═══ Data to use ═══

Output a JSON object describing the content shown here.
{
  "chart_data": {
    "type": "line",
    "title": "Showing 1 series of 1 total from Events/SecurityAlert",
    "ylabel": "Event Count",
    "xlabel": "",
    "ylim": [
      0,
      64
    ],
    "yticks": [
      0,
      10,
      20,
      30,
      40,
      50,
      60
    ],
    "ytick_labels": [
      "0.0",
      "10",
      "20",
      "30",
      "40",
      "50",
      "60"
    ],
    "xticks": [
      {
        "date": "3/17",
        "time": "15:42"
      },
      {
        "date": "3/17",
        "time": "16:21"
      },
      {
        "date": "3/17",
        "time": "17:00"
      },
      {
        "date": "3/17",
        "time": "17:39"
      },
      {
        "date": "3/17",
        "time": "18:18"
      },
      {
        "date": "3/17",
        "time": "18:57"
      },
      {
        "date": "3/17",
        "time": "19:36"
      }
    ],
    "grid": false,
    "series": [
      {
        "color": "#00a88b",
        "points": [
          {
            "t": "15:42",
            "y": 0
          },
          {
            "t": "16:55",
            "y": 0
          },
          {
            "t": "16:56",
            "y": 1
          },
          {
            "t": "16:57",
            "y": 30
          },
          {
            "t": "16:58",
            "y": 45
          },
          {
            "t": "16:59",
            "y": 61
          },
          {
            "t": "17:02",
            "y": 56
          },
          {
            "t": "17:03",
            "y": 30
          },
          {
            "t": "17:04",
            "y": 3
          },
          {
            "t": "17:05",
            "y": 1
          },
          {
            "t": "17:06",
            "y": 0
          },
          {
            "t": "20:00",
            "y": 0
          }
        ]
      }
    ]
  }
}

═══

#### Work to do:
Search the entries for the word "time" and gather every line where it appears.

#### Correct response:
        "time": "15:42"
        "time": "16:21"
        "time": "17:00"
        "time": "17:39"
        "time": "18:18"
        "time": "18:57"
        "time": "19:36"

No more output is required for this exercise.